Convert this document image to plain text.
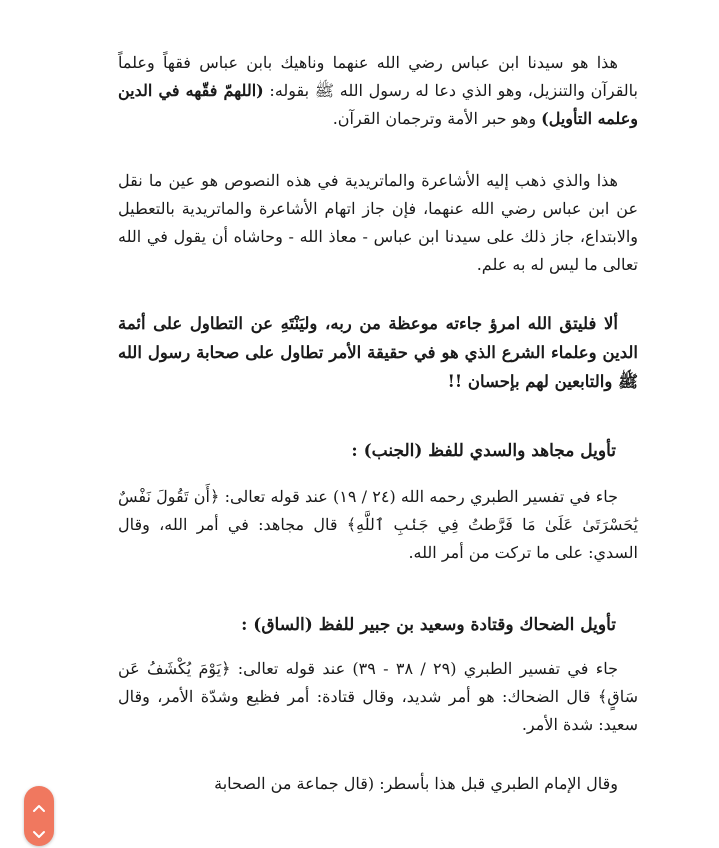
هذا هو سيدنا ابن عباس رضي الله عنهما وناهيك بابن عباس فقهاً وعلماً بالقرآن والتنزيل، وهو الذي دعا له رسول الله ﷺ بقوله: (اللهمّ فقّهه في الدين وعلمه التأويل) وهو حبر الأمة وترجمان القرآن.

هذا والذي ذهب إليه الأشاعرة والماتريدية في هذه النصوص هو عين ما نقل عن ابن عباس رضي الله عنهما، فإن جاز اتهام الأشاعرة والماتريدية بالتعطيل والابتداع، جاز ذلك على سيدنا ابن عباس - معاذ الله - وحاشاه أن يقول في الله تعالى ما ليس له به علم.

ألا فليتق الله امرؤ جاءته موعظة من ربه، وليَنْتَهِ عن التطاول على أئمة الدين وعلماء الشرع الذي هو في حقيقة الأمر تطاول على صحابة رسول الله ﷺ والتابعين لهم بإحسان !!

تأويل مجاهد والسدي للفظ (الجنب) :

جاء في تفسير الطبري رحمه الله (٢٤ / ١٩) عند قوله تعالى: ﴿أَن تَقُولَ نَفْسٌ يَٰحَسْرَتَىٰ عَلَىٰ مَا فَرَّطتُ فِي جَنۢبِ ٱللَّهِ﴾ قال مجاهد: في أمر الله، وقال السدي: على ما تركت من أمر الله.

تأويل الضحاك وقتادة وسعيد بن جبير للفظ (الساق) :

جاء في تفسير الطبري (٢٩ / ٣٨ - ٣٩) عند قوله تعالى: ﴿يَوْمَ يُكْشَفُ عَن سَاقٍ﴾ قال الضحاك: هو أمر شديد، وقال قتادة: أمر فظيع وشدّة الأمر، وقال سعيد: شدة الأمر.

وقال الإمام الطبري قبل هذا بأسطر: (قال جماعة من الصحابة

WRITTEN INSTRUCTION ->
For this exercise, gather every line of the data that contains the word "مجاهد".

ANSWER TO THIS EXERCISE ->
تأويل مجاهد والسدي للفظ (الجنب) :
جاء في تفسير الطبري رحمه الله (٢٤ / ١٩) عند قوله تعالى: ﴿أَن تَقُولَ نَفْسٌ يَٰحَسْرَتَىٰ عَلَىٰ مَا فَرَّطتُ فِي جَنۢبِ ٱللَّهِ﴾ قال مجاهد: في أمر الله، وقال السدي: على ما تركت من أمر الله.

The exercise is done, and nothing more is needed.